**Data shown**

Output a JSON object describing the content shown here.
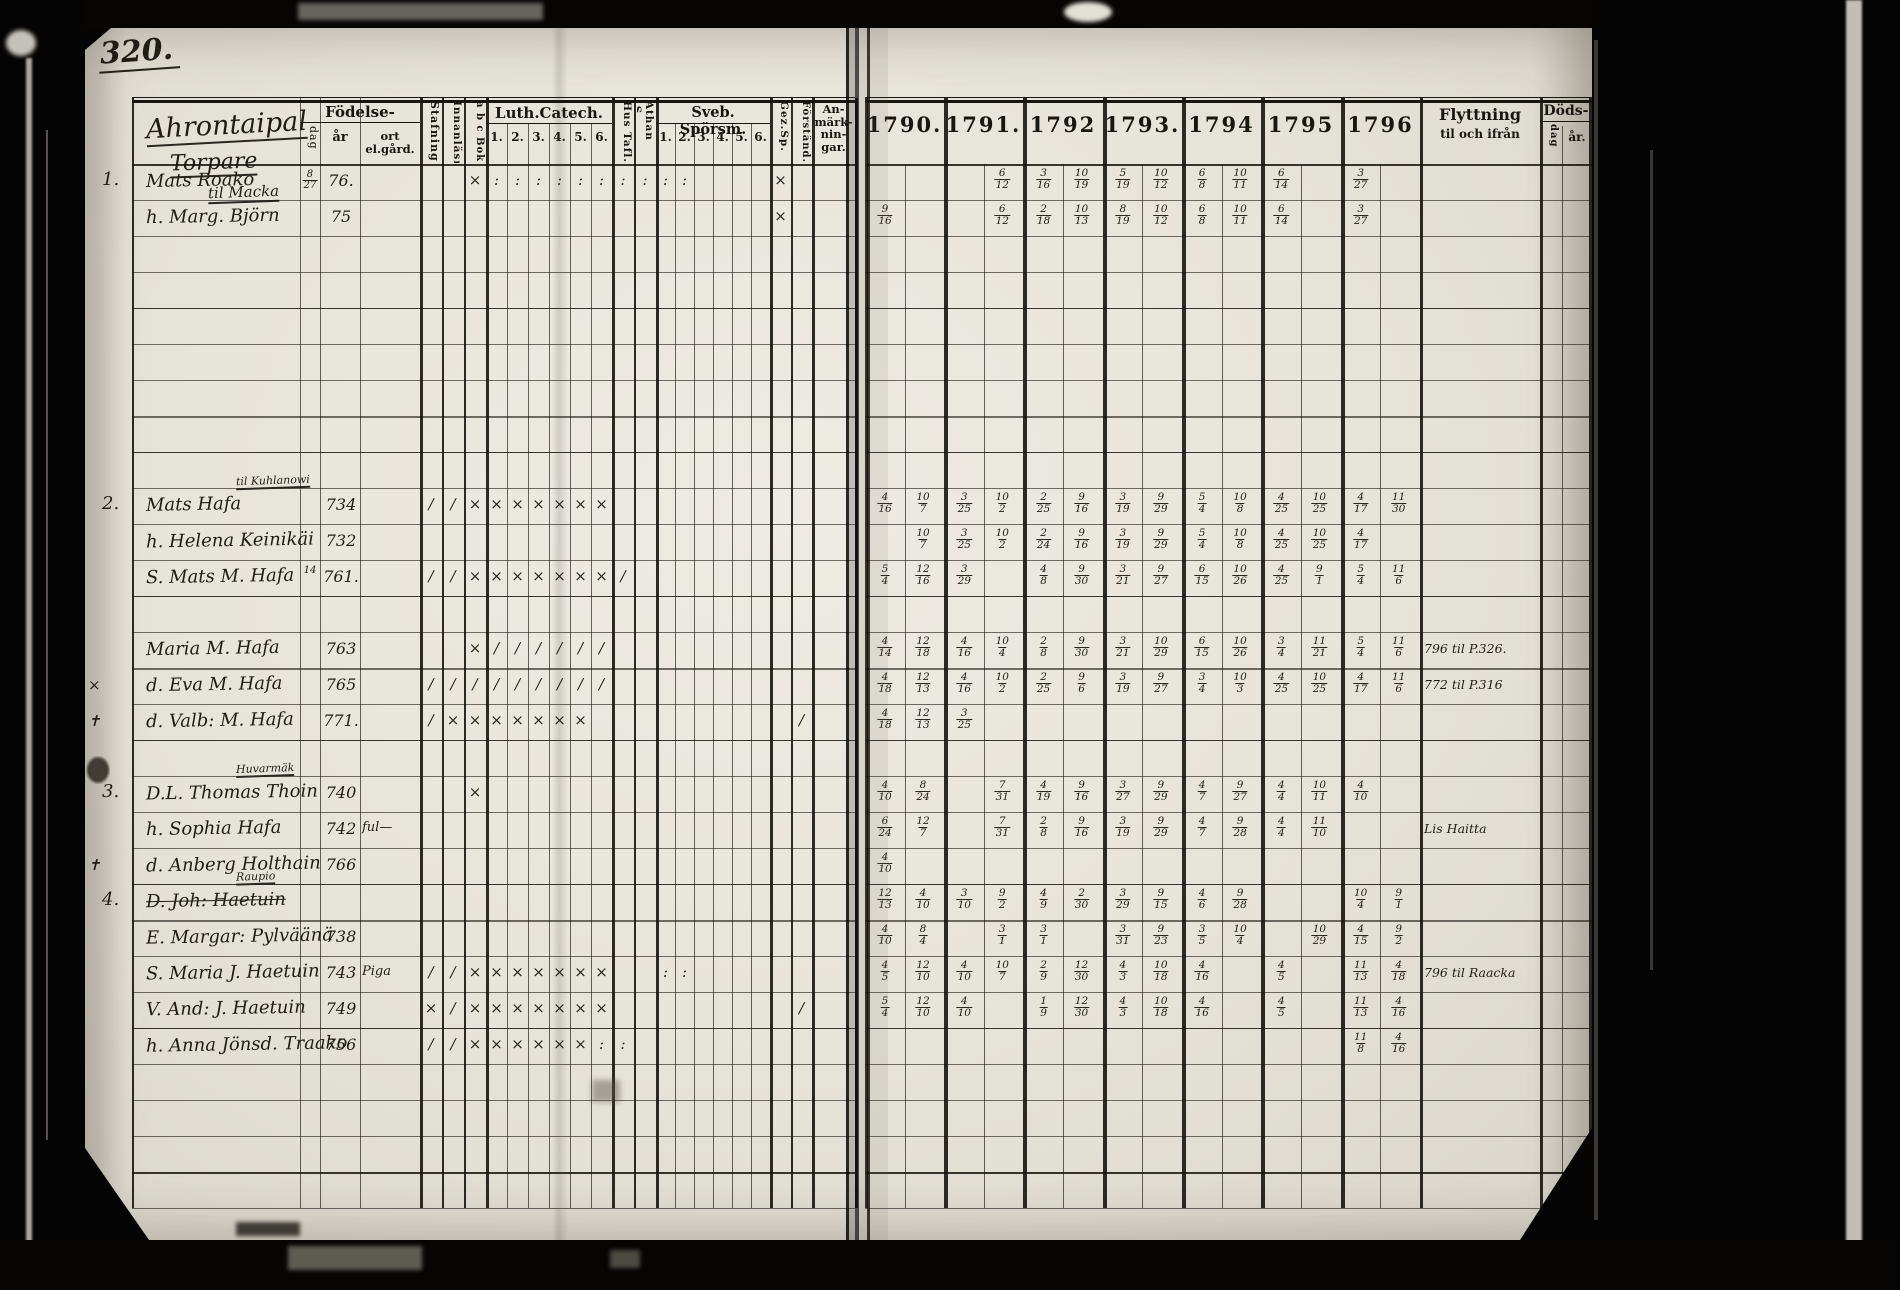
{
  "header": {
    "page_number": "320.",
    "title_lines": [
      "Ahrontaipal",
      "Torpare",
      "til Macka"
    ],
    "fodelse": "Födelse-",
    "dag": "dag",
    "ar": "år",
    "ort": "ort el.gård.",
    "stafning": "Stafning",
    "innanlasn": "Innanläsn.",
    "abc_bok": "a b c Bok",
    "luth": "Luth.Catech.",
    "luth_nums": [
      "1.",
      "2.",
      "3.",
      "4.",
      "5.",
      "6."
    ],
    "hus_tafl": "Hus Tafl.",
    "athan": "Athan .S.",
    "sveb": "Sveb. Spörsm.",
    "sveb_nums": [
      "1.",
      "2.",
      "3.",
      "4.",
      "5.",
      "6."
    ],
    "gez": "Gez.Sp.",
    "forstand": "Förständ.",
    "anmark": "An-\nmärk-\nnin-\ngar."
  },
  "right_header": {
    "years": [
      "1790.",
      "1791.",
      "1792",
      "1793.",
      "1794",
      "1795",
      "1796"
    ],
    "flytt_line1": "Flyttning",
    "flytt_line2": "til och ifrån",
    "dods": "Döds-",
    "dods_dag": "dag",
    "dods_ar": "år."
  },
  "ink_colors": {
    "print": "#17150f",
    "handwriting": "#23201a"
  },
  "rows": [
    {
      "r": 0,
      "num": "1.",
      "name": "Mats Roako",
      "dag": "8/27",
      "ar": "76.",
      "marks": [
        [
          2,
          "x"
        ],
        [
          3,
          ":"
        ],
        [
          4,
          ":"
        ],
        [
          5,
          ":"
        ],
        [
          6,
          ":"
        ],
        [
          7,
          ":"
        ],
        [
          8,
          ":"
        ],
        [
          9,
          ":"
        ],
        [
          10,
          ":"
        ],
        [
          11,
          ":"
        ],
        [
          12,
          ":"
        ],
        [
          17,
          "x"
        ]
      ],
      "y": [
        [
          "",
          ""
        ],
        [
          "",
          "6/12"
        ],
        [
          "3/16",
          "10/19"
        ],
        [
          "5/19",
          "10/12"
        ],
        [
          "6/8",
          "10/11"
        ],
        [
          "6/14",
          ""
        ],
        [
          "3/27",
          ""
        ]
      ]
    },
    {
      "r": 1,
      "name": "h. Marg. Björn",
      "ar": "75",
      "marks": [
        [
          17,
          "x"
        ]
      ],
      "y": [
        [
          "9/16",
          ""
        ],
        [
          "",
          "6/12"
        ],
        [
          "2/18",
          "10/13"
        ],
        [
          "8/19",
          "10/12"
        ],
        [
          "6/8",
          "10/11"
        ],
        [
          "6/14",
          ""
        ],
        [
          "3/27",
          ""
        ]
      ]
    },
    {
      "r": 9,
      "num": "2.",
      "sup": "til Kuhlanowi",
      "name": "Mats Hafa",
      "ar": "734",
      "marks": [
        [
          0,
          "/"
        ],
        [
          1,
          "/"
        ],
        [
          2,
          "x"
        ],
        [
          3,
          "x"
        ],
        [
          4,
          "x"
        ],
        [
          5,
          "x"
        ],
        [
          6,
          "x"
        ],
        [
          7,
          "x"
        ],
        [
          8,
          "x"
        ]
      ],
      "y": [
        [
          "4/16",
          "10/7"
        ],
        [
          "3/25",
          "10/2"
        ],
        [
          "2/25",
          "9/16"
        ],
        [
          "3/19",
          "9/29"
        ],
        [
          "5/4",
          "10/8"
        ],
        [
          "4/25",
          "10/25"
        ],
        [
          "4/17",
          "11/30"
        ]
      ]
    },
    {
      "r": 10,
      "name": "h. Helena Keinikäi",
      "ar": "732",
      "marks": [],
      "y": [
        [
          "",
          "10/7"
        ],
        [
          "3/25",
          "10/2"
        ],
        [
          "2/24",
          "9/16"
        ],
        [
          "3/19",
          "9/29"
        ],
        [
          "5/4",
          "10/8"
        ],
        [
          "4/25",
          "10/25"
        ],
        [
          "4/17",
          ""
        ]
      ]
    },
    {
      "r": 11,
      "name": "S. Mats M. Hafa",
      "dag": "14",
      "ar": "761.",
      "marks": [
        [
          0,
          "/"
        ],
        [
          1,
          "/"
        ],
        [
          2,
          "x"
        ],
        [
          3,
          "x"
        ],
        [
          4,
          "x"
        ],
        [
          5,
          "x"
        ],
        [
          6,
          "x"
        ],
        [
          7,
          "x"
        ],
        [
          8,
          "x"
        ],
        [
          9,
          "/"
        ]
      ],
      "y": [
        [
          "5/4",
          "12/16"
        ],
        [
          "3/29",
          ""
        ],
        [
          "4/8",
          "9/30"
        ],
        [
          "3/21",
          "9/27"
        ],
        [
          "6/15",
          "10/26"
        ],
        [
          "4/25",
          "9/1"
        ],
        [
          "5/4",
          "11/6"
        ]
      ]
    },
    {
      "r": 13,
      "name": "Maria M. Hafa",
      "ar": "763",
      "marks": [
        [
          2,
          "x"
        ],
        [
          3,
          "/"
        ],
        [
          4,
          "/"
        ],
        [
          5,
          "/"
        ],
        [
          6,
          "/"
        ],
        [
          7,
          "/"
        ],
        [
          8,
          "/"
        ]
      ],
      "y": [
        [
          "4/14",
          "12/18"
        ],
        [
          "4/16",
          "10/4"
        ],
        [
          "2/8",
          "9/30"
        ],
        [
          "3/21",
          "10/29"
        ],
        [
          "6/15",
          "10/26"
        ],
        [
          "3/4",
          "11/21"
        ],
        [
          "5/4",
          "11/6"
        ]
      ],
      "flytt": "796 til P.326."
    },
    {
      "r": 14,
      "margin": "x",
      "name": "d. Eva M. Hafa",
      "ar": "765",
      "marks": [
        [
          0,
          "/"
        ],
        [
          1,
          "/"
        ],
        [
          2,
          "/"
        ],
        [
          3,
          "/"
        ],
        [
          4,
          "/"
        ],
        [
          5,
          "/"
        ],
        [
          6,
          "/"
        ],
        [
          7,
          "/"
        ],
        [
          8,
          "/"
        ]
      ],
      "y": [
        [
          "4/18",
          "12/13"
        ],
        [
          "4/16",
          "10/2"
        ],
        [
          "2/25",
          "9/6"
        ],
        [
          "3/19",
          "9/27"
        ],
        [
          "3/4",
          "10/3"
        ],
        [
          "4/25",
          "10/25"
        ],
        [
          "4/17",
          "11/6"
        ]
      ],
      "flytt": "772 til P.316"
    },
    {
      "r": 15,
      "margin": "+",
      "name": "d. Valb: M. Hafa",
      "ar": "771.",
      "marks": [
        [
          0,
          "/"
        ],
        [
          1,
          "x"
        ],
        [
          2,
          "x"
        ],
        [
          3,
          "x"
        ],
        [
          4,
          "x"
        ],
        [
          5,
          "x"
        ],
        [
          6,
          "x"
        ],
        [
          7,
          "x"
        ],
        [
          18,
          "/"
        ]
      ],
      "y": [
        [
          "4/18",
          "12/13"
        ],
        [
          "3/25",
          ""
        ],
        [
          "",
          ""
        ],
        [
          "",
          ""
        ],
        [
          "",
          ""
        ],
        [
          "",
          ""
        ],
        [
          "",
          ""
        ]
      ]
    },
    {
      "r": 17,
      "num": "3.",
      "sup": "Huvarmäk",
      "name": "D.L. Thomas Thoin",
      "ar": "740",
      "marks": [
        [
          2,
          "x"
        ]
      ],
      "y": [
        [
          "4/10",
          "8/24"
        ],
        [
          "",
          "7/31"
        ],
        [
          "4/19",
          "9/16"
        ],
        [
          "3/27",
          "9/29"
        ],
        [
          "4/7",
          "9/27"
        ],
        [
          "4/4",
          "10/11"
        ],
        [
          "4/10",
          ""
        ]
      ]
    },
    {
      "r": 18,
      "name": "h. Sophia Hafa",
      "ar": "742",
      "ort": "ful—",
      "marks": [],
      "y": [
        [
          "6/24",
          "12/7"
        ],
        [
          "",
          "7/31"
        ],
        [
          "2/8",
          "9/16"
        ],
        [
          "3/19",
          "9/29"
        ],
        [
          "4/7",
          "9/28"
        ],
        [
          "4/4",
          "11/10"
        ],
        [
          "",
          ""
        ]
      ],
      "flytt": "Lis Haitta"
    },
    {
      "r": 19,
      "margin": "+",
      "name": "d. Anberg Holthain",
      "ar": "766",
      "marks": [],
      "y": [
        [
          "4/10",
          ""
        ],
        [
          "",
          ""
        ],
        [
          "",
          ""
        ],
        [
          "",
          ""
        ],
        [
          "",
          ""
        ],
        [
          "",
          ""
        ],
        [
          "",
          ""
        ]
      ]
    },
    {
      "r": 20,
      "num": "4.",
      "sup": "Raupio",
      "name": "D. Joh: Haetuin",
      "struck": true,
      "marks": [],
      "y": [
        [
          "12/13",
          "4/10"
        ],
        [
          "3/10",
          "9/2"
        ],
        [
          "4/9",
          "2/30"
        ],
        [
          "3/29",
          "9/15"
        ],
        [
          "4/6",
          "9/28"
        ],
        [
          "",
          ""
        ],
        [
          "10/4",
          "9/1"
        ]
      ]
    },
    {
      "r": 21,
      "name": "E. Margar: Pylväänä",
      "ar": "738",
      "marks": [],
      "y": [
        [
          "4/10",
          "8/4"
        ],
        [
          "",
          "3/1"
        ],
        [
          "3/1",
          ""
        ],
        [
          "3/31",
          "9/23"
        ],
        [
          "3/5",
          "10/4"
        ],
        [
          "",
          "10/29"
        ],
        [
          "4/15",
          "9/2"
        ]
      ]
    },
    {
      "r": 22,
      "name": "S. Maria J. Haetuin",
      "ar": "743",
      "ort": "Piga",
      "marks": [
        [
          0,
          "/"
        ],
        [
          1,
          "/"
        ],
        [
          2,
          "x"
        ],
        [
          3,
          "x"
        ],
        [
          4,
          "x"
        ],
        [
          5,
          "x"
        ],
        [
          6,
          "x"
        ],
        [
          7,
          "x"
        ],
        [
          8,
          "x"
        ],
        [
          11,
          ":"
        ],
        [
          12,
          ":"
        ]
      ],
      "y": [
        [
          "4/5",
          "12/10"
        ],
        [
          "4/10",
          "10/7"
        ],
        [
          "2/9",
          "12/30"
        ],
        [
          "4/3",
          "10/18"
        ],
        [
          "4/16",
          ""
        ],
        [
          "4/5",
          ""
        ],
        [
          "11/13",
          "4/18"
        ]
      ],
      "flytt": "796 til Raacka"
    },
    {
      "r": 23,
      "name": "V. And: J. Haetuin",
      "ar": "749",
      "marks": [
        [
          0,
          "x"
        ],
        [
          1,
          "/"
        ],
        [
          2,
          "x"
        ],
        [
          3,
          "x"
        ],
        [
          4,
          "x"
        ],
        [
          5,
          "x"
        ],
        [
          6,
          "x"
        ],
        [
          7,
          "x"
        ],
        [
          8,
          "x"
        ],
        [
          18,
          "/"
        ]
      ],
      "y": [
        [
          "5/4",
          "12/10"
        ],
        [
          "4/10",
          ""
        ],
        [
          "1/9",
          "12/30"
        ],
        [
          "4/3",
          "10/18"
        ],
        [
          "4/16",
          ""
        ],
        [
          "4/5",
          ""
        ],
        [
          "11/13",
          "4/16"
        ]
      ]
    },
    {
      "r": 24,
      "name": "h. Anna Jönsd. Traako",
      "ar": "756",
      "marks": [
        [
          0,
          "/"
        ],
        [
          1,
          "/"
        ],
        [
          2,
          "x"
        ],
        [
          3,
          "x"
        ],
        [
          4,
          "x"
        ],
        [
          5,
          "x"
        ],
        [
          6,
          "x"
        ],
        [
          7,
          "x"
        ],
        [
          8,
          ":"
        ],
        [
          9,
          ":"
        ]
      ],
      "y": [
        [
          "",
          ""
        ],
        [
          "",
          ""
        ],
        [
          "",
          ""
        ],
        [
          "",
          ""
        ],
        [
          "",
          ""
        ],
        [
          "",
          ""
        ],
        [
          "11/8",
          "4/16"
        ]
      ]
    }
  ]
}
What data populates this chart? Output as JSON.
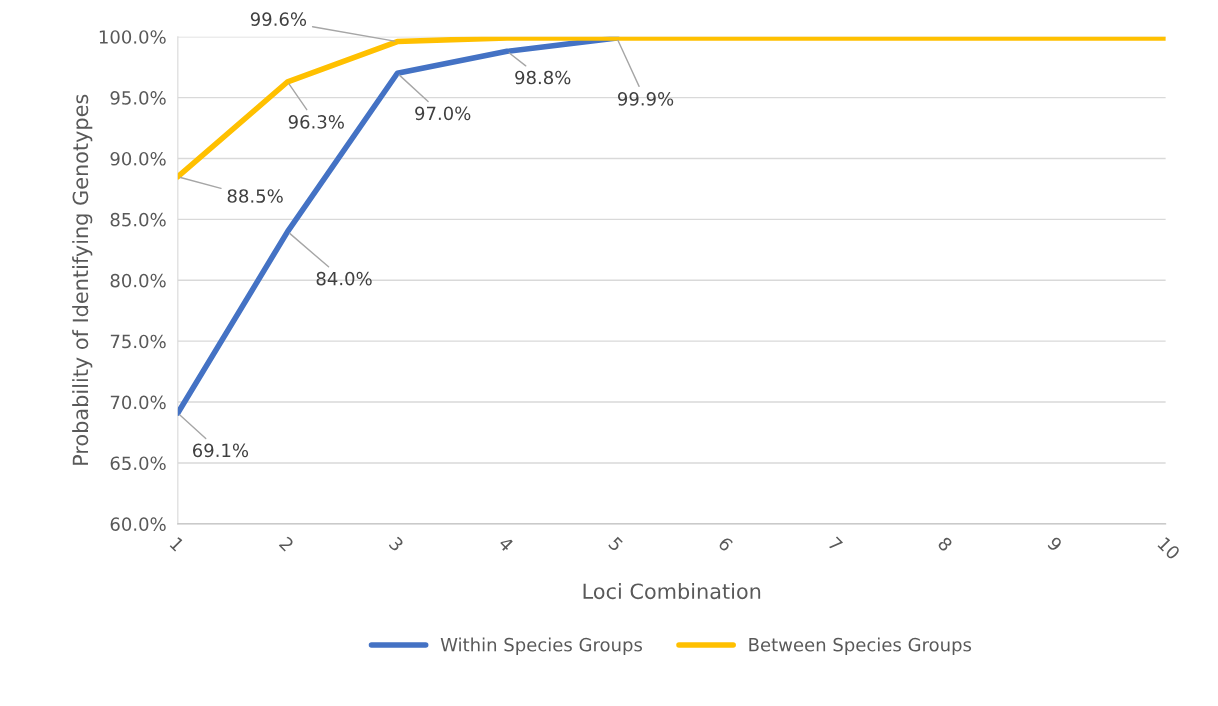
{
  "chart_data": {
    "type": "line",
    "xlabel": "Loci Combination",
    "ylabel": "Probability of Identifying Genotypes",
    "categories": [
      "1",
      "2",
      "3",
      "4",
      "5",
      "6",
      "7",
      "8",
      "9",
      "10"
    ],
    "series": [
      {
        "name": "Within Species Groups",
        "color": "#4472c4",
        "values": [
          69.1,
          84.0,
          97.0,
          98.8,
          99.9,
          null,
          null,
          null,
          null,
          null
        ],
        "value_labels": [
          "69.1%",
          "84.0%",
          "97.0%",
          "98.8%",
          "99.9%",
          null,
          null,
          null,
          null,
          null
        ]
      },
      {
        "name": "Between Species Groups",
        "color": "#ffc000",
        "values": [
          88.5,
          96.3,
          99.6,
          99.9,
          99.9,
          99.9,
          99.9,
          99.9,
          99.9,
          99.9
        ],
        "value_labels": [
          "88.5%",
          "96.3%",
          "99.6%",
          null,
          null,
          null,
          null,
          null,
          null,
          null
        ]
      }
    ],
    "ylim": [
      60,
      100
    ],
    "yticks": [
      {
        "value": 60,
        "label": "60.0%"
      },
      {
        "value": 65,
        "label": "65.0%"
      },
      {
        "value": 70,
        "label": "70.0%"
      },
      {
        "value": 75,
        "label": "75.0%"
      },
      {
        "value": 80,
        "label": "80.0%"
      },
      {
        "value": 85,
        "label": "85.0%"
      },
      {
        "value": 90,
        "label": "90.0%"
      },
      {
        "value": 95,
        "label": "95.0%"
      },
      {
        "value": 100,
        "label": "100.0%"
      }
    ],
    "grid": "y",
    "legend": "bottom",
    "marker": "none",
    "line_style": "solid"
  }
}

**Request**
Make a copy of each line that contains the string "Species".

**Answer for this exercise**
        "name": "Within Species Groups",
        "name": "Between Species Groups",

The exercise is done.